• **EXTRACTED TEXT**:
[FSDP2] Relaxed overlap timing check to avoid flakiness (#132116)

Trying to fix https://github.com/pytorch/pytorch/issues/131081

See https://github.com/pytorch/pytorch/issues/131081#issuecomment-2239443504 for detailed context. This PR is relaxing one assertion against the _baseline_ to try to fix the flakiness.

Pull Request resolved: https://github.com/pytorch/pytorch/pull/132116
Approved by: https://github.com/Skylion007
diff --git a/test/distributed/_composable/fsdp/test_fully_shard_overlap.py b/test/distributed/_composable/fsdp/test_fully_shard_overlap.py
index b31b5a8..3b5d5f0 100644
--- a/test/distributed/_composable/fsdp/test_fully_shard_overlap.py
+++ b/test/distributed/_composable/fsdp/test_fully_shard_overlap.py
@@ -139,7 +139,11 @@
             num_iters * (3 * compute_sleep_ms + buffer_ms) + comm_sleep_ms
         )

• **CHALLENGE 1**: In the FSDP2 commit, what does the pull request relax in order to fix the flakiness?
• **CHALLENGE 2**: Repeat the FSDP2 commit between "Trying to fix" and "fix the flakiness.", inclusive.
• **CHALLENGE 3**: Write what follows the last line of the FSDP2 commit, continuing from the point where that text stops.

• **Element boundary records**:

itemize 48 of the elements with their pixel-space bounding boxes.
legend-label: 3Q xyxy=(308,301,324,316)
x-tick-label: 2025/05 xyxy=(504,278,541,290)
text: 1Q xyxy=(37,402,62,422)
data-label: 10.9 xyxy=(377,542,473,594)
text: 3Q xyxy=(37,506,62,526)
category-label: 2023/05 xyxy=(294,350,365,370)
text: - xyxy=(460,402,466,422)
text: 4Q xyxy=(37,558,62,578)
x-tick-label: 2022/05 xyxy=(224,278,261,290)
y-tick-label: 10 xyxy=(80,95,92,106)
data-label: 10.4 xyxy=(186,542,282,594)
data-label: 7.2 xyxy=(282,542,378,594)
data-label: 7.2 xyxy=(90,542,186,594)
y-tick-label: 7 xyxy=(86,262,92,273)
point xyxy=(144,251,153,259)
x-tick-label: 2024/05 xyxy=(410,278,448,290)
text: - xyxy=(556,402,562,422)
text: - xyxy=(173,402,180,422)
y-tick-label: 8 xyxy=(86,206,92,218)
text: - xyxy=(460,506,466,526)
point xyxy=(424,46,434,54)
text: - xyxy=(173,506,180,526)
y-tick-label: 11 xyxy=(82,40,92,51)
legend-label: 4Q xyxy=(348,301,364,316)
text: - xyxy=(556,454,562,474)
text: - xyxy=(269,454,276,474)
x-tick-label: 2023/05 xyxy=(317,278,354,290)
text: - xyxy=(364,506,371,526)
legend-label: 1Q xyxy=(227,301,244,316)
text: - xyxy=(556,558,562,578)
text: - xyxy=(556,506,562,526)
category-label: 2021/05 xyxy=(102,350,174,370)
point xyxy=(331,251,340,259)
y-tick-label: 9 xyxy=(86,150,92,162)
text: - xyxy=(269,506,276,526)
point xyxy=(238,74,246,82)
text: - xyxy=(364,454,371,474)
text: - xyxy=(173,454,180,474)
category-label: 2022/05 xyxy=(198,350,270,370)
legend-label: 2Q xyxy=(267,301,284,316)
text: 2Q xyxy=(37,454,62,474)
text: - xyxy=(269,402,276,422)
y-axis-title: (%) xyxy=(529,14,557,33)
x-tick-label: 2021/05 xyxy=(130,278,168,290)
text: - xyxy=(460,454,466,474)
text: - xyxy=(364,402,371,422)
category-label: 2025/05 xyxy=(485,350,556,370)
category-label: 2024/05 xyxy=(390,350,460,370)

• **WRITTEN RESPONSE 1**: One assertion against the baseline.

• **WRITTEN RESPONSE 2**:
Trying to fix https://github.com/pytorch/pytorch/issues/131081

See https://github.com/pytorch/pytorch/issues/131081#issuecomment-2239443504 for detailed context. This PR is relaxing one assertion against the _baseline_ to try to fix the flakiness.

• **WRITTEN RESPONSE 3**:
         self.assertLessEqual(test_time, expected_test_time)
-        self.assertGreater(baseline_time, expected_test_time)
+        # Since `get_cycles_per_ms` uses lru cache, there may be some variance
+        # between the initially determined cycles vs. the current cycles per
+        # ms, so we relax the baseline check to just that it is greater than
+        # the test time rather than the expected test time
+        self.assertGreater(baseline_time, test_time)
 
     def _time_fn(self, fn: Callable):
         start_event = torch.cuda.Event(enable_timing=True)